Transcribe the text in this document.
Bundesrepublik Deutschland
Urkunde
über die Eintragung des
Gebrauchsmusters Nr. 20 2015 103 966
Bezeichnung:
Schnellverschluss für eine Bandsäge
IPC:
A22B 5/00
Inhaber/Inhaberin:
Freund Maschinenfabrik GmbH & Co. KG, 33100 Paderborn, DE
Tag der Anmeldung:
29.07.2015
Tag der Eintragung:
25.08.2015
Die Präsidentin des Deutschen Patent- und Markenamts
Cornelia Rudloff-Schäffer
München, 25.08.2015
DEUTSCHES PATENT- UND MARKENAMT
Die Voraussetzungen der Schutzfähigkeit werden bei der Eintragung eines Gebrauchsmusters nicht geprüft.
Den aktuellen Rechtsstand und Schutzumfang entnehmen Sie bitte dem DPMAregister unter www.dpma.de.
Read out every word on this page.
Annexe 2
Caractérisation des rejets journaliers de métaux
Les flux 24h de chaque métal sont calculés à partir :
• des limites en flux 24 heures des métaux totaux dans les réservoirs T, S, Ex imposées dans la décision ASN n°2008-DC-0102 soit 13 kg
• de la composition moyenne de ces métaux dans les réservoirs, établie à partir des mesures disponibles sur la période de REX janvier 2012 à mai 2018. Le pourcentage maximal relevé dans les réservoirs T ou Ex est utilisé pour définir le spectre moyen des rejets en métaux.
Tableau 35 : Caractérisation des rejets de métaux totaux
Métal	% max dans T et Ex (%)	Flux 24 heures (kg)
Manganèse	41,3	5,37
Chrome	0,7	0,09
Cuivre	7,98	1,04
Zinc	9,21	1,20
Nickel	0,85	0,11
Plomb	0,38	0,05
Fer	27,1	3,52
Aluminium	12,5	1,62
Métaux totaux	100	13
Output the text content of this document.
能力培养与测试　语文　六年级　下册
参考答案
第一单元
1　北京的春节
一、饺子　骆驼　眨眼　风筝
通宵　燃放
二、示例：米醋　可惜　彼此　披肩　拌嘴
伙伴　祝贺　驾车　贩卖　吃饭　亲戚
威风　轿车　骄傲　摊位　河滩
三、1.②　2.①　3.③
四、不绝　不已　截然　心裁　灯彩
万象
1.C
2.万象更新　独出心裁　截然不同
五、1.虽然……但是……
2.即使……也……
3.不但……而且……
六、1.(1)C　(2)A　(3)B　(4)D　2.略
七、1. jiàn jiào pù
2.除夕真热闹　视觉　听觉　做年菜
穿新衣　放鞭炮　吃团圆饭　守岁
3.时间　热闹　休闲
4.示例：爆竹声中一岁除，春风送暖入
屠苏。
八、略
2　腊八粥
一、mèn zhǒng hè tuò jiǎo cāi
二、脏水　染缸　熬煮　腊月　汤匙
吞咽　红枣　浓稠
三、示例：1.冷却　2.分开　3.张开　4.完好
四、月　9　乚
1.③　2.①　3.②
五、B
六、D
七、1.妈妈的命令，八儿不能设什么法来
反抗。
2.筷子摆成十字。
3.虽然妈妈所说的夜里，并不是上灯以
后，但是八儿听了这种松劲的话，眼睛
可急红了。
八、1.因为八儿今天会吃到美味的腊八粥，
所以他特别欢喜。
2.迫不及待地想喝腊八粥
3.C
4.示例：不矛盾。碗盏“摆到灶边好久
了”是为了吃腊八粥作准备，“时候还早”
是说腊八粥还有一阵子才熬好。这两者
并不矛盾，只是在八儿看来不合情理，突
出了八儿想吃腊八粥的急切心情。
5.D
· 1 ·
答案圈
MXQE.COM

### WHAT THE TASK REQUIRES
Set down every line of the listing above again, exactly as given.

### RESPONSE TO THE TASK
Transcribe the text in this document.
Bundesrepublik Deutschland
Urkunde
über die Eintragung des
Gebrauchsmusters Nr. 20 2015 103 966
Bezeichnung:
Schnellverschluss für eine Bandsäge
IPC:
A22B 5/00
Inhaber/Inhaberin:
Freund Maschinenfabrik GmbH & Co. KG, 33100 Paderborn, DE
Tag der Anmeldung:
29.07.2015
Tag der Eintragung:
25.08.2015
Die Präsidentin des Deutschen Patent- und Markenamts
Cornelia Rudloff-Schäffer
München, 25.08.2015
DEUTSCHES PATENT- UND MARKENAMT
Die Voraussetzungen der Schutzfähigkeit werden bei der Eintragung eines Gebrauchsmusters nicht geprüft.
Den aktuellen Rechtsstand und Schutzumfang entnehmen Sie bitte dem DPMAregister unter www.dpma.de.
Read out every word on this page.
Annexe 2
Caractérisation des rejets journaliers de métaux
Les flux 24h de chaque métal sont calculés à partir :
• des limites en flux 24 heures des métaux totaux dans les réservoirs T, S, Ex imposées dans la décision ASN n°2008-DC-0102 soit 13 kg
• de la composition moyenne de ces métaux dans les réservoirs, établie à partir des mesures disponibles sur la période de REX janvier 2012 à mai 2018. Le pourcentage maximal relevé dans les réservoirs T ou Ex est utilisé pour définir le spectre moyen des rejets en métaux.
Tableau 35 : Caractérisation des rejets de métaux totaux
Métal	% max dans T et Ex (%)	Flux 24 heures (kg)
Manganèse	41,3	5,37
Chrome	0,7	0,09
Cuivre	7,98	1,04
Zinc	9,21	1,20
Nickel	0,85	0,11
Plomb	0,38	0,05
Fer	27,1	3,52
Aluminium	12,5	1,62
Métaux totaux	100	13
Output the text content of this document.
能力培养与测试　语文　六年级　下册
参考答案
第一单元
1　北京的春节
一、饺子　骆驼　眨眼　风筝
通宵　燃放
二、示例：米醋　可惜　彼此　披肩　拌嘴
伙伴　祝贺　驾车　贩卖　吃饭　亲戚
威风　轿车　骄傲　摊位　河滩
三、1.②　2.①　3.③
四、不绝　不已　截然　心裁　灯彩
万象
1.C
2.万象更新　独出心裁　截然不同
五、1.虽然……但是……
2.即使……也……
3.不但……而且……
六、1.(1)C　(2)A　(3)B　(4)D　2.略
七、1. jiàn jiào pù
2.除夕真热闹　视觉　听觉　做年菜
穿新衣　放鞭炮　吃团圆饭　守岁
3.时间　热闹　休闲
4.示例：爆竹声中一岁除，春风送暖入
屠苏。
八、略
2　腊八粥
一、mèn zhǒng hè tuò jiǎo cāi
二、脏水　染缸　熬煮　腊月　汤匙
吞咽　红枣　浓稠
三、示例：1.冷却　2.分开　3.张开　4.完好
四、月　9　乚
1.③　2.①　3.②
五、B
六、D
七、1.妈妈的命令，八儿不能设什么法来
反抗。
2.筷子摆成十字。
3.虽然妈妈所说的夜里，并不是上灯以
后，但是八儿听了这种松劲的话，眼睛
可急红了。
八、1.因为八儿今天会吃到美味的腊八粥，
所以他特别欢喜。
2.迫不及待地想喝腊八粥
3.C
4.示例：不矛盾。碗盏“摆到灶边好久
了”是为了吃腊八粥作准备，“时候还早”
是说腊八粥还有一阵子才熬好。这两者
并不矛盾，只是在八儿看来不合情理，突
出了八儿想吃腊八粥的急切心情。
5.D
· 1 ·
答案圈
MXQE.COM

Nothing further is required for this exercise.